■ EXERCISE INPUT
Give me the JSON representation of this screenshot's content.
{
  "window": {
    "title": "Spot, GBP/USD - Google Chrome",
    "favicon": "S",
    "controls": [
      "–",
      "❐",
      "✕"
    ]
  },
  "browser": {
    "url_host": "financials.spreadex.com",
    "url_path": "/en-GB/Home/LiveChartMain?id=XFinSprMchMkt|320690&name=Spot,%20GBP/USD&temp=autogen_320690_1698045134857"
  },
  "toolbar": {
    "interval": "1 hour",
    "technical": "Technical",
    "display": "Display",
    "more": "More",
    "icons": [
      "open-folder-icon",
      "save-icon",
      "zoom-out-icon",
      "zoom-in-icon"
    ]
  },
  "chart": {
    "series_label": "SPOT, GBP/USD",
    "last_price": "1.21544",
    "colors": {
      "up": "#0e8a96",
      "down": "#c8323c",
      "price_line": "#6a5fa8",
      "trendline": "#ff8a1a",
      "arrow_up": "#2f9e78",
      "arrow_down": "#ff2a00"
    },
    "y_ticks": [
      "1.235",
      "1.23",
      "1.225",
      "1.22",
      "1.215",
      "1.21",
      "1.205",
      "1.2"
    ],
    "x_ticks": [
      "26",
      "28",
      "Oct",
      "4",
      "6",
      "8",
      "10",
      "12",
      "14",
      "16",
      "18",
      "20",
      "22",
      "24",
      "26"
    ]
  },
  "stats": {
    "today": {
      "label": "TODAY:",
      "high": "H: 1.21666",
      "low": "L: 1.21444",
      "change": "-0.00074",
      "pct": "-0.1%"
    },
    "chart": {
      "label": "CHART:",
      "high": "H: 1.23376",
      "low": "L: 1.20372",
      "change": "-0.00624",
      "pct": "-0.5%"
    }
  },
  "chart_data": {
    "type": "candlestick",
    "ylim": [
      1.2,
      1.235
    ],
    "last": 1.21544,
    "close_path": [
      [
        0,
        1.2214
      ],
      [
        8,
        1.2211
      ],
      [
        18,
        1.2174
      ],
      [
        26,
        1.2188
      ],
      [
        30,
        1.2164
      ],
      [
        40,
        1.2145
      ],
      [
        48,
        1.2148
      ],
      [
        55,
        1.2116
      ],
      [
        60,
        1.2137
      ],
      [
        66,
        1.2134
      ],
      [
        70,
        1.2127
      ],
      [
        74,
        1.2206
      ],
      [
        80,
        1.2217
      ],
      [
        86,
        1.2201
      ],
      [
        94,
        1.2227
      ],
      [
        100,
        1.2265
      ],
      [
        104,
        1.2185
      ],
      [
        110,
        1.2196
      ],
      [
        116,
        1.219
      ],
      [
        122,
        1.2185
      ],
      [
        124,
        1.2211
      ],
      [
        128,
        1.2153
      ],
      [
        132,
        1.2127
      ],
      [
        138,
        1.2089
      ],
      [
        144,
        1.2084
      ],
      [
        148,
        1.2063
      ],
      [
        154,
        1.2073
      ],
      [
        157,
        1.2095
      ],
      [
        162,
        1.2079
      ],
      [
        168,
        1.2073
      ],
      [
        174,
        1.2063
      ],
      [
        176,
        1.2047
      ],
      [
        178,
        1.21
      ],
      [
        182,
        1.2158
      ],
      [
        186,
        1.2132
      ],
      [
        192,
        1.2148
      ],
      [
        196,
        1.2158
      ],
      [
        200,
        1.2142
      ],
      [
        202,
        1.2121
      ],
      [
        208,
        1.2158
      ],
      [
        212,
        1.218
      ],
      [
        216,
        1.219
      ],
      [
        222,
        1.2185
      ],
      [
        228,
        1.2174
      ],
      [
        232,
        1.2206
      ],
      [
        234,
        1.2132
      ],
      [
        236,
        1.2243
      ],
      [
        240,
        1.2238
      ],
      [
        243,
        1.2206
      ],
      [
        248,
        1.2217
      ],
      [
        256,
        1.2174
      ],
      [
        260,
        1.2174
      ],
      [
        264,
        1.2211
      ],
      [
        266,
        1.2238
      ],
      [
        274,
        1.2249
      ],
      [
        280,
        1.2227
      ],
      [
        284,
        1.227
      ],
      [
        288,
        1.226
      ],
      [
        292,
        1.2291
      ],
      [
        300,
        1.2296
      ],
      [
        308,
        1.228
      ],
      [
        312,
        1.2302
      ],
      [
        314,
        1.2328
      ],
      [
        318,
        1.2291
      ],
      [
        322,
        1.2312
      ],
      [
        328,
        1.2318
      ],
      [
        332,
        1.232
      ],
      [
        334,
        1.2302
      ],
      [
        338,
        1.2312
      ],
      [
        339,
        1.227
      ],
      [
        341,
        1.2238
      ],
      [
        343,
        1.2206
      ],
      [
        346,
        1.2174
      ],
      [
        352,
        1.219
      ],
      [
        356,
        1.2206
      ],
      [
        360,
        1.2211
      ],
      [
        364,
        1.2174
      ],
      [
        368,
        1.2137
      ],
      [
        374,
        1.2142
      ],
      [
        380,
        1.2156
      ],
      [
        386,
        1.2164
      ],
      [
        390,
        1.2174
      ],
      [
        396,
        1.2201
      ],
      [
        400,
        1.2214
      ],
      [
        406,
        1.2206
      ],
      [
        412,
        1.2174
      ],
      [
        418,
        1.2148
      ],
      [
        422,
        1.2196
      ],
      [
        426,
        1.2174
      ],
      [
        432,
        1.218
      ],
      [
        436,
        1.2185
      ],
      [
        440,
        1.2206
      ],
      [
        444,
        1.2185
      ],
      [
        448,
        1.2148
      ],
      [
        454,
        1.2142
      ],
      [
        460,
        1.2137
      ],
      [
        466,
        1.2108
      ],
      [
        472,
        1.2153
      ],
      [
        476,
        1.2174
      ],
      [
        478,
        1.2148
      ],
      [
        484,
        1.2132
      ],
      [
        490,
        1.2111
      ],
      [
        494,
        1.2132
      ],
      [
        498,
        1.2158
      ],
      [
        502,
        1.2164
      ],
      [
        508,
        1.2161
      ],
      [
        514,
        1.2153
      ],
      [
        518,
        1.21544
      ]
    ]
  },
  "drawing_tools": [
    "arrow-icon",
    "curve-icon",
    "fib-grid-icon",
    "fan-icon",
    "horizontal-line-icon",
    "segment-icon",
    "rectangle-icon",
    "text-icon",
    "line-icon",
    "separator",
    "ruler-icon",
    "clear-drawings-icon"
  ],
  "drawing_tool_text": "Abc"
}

■ EXERCISE DETAILS
Above are some records; repeat all of them exactly.

■ RESPONSE TO THIS TASK
Give me the JSON representation of this screenshot's content.
{
  "window": {
    "title": "Spot, GBP/USD - Google Chrome",
    "favicon": "S",
    "controls": [
      "–",
      "❐",
      "✕"
    ]
  },
  "browser": {
    "url_host": "financials.spreadex.com",
    "url_path": "/en-GB/Home/LiveChartMain?id=XFinSprMchMkt|320690&name=Spot,%20GBP/USD&temp=autogen_320690_1698045134857"
  },
  "toolbar": {
    "interval": "1 hour",
    "technical": "Technical",
    "display": "Display",
    "more": "More",
    "icons": [
      "open-folder-icon",
      "save-icon",
      "zoom-out-icon",
      "zoom-in-icon"
    ]
  },
  "chart": {
    "series_label": "SPOT, GBP/USD",
    "last_price": "1.21544",
    "colors": {
      "up": "#0e8a96",
      "down": "#c8323c",
      "price_line": "#6a5fa8",
      "trendline": "#ff8a1a",
      "arrow_up": "#2f9e78",
      "arrow_down": "#ff2a00"
    },
    "y_ticks": [
      "1.235",
      "1.23",
      "1.225",
      "1.22",
      "1.215",
      "1.21",
      "1.205",
      "1.2"
    ],
    "x_ticks": [
      "26",
      "28",
      "Oct",
      "4",
      "6",
      "8",
      "10",
      "12",
      "14",
      "16",
      "18",
      "20",
      "22",
      "24",
      "26"
    ]
  },
  "stats": {
    "today": {
      "label": "TODAY:",
      "high": "H: 1.21666",
      "low": "L: 1.21444",
      "change": "-0.00074",
      "pct": "-0.1%"
    },
    "chart": {
      "label": "CHART:",
      "high": "H: 1.23376",
      "low": "L: 1.20372",
      "change": "-0.00624",
      "pct": "-0.5%"
    }
  },
  "chart_data": {
    "type": "candlestick",
    "ylim": [
      1.2,
      1.235
    ],
    "last": 1.21544,
    "close_path": [
      [
        0,
        1.2214
      ],
      [
        8,
        1.2211
      ],
      [
        18,
        1.2174
      ],
      [
        26,
        1.2188
      ],
      [
        30,
        1.2164
      ],
      [
        40,
        1.2145
      ],
      [
        48,
        1.2148
      ],
      [
        55,
        1.2116
      ],
      [
        60,
        1.2137
      ],
      [
        66,
        1.2134
      ],
      [
        70,
        1.2127
      ],
      [
        74,
        1.2206
      ],
      [
        80,
        1.2217
      ],
      [
        86,
        1.2201
      ],
      [
        94,
        1.2227
      ],
      [
        100,
        1.2265
      ],
      [
        104,
        1.2185
      ],
      [
        110,
        1.2196
      ],
      [
        116,
        1.219
      ],
      [
        122,
        1.2185
      ],
      [
        124,
        1.2211
      ],
      [
        128,
        1.2153
      ],
      [
        132,
        1.2127
      ],
      [
        138,
        1.2089
      ],
      [
        144,
        1.2084
      ],
      [
        148,
        1.2063
      ],
      [
        154,
        1.2073
      ],
      [
        157,
        1.2095
      ],
      [
        162,
        1.2079
      ],
      [
        168,
        1.2073
      ],
      [
        174,
        1.2063
      ],
      [
        176,
        1.2047
      ],
      [
        178,
        1.21
      ],
      [
        182,
        1.2158
      ],
      [
        186,
        1.2132
      ],
      [
        192,
        1.2148
      ],
      [
        196,
        1.2158
      ],
      [
        200,
        1.2142
      ],
      [
        202,
        1.2121
      ],
      [
        208,
        1.2158
      ],
      [
        212,
        1.218
      ],
      [
        216,
        1.219
      ],
      [
        222,
        1.2185
      ],
      [
        228,
        1.2174
      ],
      [
        232,
        1.2206
      ],
      [
        234,
        1.2132
      ],
      [
        236,
        1.2243
      ],
      [
        240,
        1.2238
      ],
      [
        243,
        1.2206
      ],
      [
        248,
        1.2217
      ],
      [
        256,
        1.2174
      ],
      [
        260,
        1.2174
      ],
      [
        264,
        1.2211
      ],
      [
        266,
        1.2238
      ],
      [
        274,
        1.2249
      ],
      [
        280,
        1.2227
      ],
      [
        284,
        1.227
      ],
      [
        288,
        1.226
      ],
      [
        292,
        1.2291
      ],
      [
        300,
        1.2296
      ],
      [
        308,
        1.228
      ],
      [
        312,
        1.2302
      ],
      [
        314,
        1.2328
      ],
      [
        318,
        1.2291
      ],
      [
        322,
        1.2312
      ],
      [
        328,
        1.2318
      ],
      [
        332,
        1.232
      ],
      [
        334,
        1.2302
      ],
      [
        338,
        1.2312
      ],
      [
        339,
        1.227
      ],
      [
        341,
        1.2238
      ],
      [
        343,
        1.2206
      ],
      [
        346,
        1.2174
      ],
      [
        352,
        1.219
      ],
      [
        356,
        1.2206
      ],
      [
        360,
        1.2211
      ],
      [
        364,
        1.2174
      ],
      [
        368,
        1.2137
      ],
      [
        374,
        1.2142
      ],
      [
        380,
        1.2156
      ],
      [
        386,
        1.2164
      ],
      [
        390,
        1.2174
      ],
      [
        396,
        1.2201
      ],
      [
        400,
        1.2214
      ],
      [
        406,
        1.2206
      ],
      [
        412,
        1.2174
      ],
      [
        418,
        1.2148
      ],
      [
        422,
        1.2196
      ],
      [
        426,
        1.2174
      ],
      [
        432,
        1.218
      ],
      [
        436,
        1.2185
      ],
      [
        440,
        1.2206
      ],
      [
        444,
        1.2185
      ],
      [
        448,
        1.2148
      ],
      [
        454,
        1.2142
      ],
      [
        460,
        1.2137
      ],
      [
        466,
        1.2108
      ],
      [
        472,
        1.2153
      ],
      [
        476,
        1.2174
      ],
      [
        478,
        1.2148
      ],
      [
        484,
        1.2132
      ],
      [
        490,
        1.2111
      ],
      [
        494,
        1.2132
      ],
      [
        498,
        1.2158
      ],
      [
        502,
        1.2164
      ],
      [
        508,
        1.2161
      ],
      [
        514,
        1.2153
      ],
      [
        518,
        1.21544
      ]
    ]
  },
  "drawing_tools": [
    "arrow-icon",
    "curve-icon",
    "fib-grid-icon",
    "fan-icon",
    "horizontal-line-icon",
    "segment-icon",
    "rectangle-icon",
    "text-icon",
    "line-icon",
    "separator",
    "ruler-icon",
    "clear-drawings-icon"
  ],
  "drawing_tool_text": "Abc"
}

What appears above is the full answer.